**Instruções do exercício:** Segundo o trecho do documento, qual apelido recebeu a Constituição promulgada em 1988?

**Trecho do documento:**

|---|

Meu salário desvalorizou
Dívidas, juros, dividendos
Senhores, senhores, senhores agora é assim
Credores, credores, credores tenham pena de mim!

O Cruzado II representava a volta de tudo o que a nação havia rechaçado nas urnas, principalmente a da inflação. Em fevereiro de 1987, Sarney anunciou à nação a moratória que na verdade foi motivada não por uma reação aos altos juros da dívida externa como ele queria fazer crer, mas sim pela falta de dinheiro nos cofres públicos para pagá-los, já que a manutenção do congelamento dos preços durante o Cruzado havia custado caro ao governo. A situação do país parecia pior agora do que no começo de seu mandato.
O governo não conseguia se erguer dos escombros da crise. Do Cruzado II ao Plano Verão no final de seu mandato em 1989, todos os planos lançados pela sua equipe econômica se caracterizaram apenas como tentativas frustradas de driblar temporariamente a crise e reconquistar a popularidade perdida.
Neste clima de frustração política e econômica, logo após a derrocada do Cruzado, a
Assembléia Constituinte que deveria definir as linhas da próxima Constituição já havia sido formada para em cinco de outubro de 1988 promulgá-la no país. Apelidada de “constituição cidadã”, esta carta magna trazia avanços significativos para as leis brasileiras, conseguindo representar a luta de muitos setores sociais em seu texto.
O reconhecimento do direito de greve, o voto facultativo a partir dos 16 anos, a garantia das eleições diretas para cargos políticos e o repúdio ao racismo inseridos na nova Constituição são exemplos das expectativas traduzidas nas lutas de muitos sujeitos sociais e finalmente conquistadas.
No mesmo clima, inicia-se também a corrida política para a primeira eleição direta para presidente pós-ditadura. As eleições presidenciais ocorreriam em 1989 e os candidatos eram vários entre os quais, Ulisses Guimarães pelo PMDB. Esperava-se que ele fosse o eleito “natural” do Brasil democrático pelo seu histórico na campanha pelas diretas e na escrita da “Constituição Cidadã”, como ele próprio apelidara. Porém, isso não ocorreu.

|---|

**Registros exibidos:**
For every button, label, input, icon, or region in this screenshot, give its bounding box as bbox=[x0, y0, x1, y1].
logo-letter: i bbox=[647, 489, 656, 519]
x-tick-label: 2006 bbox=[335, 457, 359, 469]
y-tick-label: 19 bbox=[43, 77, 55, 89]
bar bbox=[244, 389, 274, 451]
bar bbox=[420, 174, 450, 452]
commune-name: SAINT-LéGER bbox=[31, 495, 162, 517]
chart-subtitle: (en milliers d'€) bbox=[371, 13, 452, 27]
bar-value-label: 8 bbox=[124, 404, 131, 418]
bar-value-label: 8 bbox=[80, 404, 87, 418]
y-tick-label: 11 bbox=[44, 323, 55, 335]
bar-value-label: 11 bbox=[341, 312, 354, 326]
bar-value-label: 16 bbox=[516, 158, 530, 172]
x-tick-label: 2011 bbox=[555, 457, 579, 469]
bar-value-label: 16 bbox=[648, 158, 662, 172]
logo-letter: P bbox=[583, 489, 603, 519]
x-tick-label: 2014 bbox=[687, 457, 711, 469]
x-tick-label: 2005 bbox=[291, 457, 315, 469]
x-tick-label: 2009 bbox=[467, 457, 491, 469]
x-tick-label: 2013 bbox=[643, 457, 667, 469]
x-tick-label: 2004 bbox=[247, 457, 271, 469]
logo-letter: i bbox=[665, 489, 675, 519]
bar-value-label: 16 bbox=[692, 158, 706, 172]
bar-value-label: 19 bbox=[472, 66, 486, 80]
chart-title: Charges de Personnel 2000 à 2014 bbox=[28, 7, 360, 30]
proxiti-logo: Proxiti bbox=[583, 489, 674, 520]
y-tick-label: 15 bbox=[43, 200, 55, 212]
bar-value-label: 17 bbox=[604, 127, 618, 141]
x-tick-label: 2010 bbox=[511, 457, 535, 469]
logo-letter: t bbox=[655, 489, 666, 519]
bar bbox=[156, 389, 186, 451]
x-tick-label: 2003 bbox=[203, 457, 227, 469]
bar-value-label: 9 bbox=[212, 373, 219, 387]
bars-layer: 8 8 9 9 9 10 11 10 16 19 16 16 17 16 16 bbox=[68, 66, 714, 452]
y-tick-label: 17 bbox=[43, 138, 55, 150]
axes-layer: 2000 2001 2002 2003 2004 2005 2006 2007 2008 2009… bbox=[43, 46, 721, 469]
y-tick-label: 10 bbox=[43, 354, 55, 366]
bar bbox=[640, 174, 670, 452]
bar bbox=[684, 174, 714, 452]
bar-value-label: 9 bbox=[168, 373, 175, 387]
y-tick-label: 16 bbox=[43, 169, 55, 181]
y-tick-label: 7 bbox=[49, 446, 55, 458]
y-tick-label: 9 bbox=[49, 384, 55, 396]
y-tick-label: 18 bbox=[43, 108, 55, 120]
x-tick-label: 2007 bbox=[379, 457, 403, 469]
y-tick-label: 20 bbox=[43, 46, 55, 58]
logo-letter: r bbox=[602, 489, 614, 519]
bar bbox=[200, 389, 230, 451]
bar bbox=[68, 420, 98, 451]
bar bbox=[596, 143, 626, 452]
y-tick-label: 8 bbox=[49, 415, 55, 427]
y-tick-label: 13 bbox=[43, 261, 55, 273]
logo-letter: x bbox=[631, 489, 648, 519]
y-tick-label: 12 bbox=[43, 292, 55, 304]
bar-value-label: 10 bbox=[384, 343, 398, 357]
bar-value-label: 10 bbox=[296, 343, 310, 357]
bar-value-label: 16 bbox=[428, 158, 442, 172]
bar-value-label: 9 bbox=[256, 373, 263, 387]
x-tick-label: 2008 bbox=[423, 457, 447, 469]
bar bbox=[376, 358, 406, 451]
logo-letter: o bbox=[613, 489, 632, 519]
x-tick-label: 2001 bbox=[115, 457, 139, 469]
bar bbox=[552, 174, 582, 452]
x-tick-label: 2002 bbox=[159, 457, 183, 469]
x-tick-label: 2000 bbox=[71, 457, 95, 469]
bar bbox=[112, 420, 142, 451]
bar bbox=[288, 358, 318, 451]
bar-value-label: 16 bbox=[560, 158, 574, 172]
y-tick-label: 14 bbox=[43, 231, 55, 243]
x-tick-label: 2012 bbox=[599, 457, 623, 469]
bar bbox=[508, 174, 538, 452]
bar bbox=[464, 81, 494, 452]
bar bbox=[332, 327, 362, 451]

|---|

**Solução do exercício:** Ela foi apelidada de “constituição cidadã”.